REQUIRED WORK:
A. In the excerpt on the Langs, does each statement agree with the text? Answer yes or no for each, and quote the deciding words exactly. (i) Kurt Lang's early teachers saw his talent as a draftsman. (ii) The Langs began collecting art in the 1950s. (iii) Their collection held fewer than 1,000 works.
B. According to the excerpt on the Langs, where did the couple often find the works of art they collected?
C. Reproduce the stretch of the excerpt on the Langs from "Kurt Lang had" through "East German artists.".

-------- PAGE EXCERPT --------

Kurt Lang (January 25, 1924 – May 1, 2019) and Gladys Engel Lang (August 7, 1919 – March 23, 2016) were American sociologists and communications theorists whose early work is associated with the Chicago School. Their research engaged many contemporary problems in communications including the effect of televised politics on the formation of public opinion. They collaborated on a number of intellectual projects after publishing their award-winning seminal essay, "MacArthur Day in Chicago", in 1953.

Kurt Lang had a lifelong interest in art, and his early teachers recognized his own talent as a draftsman and artist. By the 1970s, he and his wife, Gladys, began collecting works of art, often from flea markets and out-of-the way antique sellers. They developed a particular interest in American, British, French, and German prints, and gradually amassed a collection of more than 1,400 prints, drawings, and watercolors – including many by women artists – primarily focused on the painter-etcher movement between the 1860s and World War II as well as the ravages of the Great War and more recent East German artists.

-------- DATASET SECTION --------

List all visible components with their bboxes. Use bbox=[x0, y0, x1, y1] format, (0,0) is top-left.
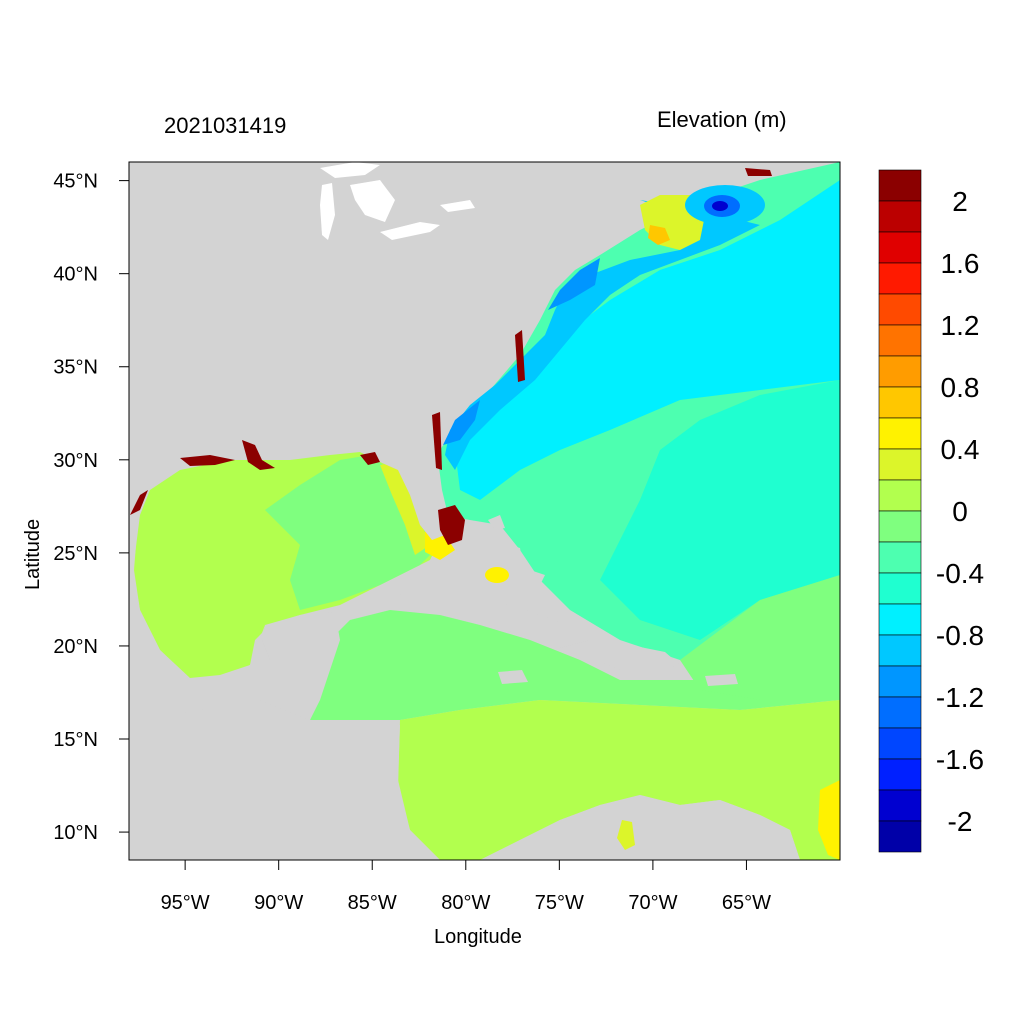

--------

EXERCISE SOLUTIONS:
A.
(i) Yes: "his early teachers recognized his own talent as a draftsman and artist"
(ii) No: "By the 1970s, he and his wife, Gladys, began collecting works of art"
(iii) No: "more than 1,400 prints, drawings, and watercolors"

B. At flea markets and out-of-the way antique sellers.

C.
Kurt Lang had a lifelong interest in art, and his early teachers recognized his own talent as a draftsman and artist. By the 1970s, he and his wife, Gladys, began collecting works of art, often from flea markets and out-of-the way antique sellers. They developed a particular interest in American, British, French, and German prints, and gradually amassed a collection of more than 1,400 prints, drawings, and watercolors – including many by women artists – primarily focused on the painter-etcher movement between the 1860s and World War II as well as the ravages of the Great War and more recent East German artists.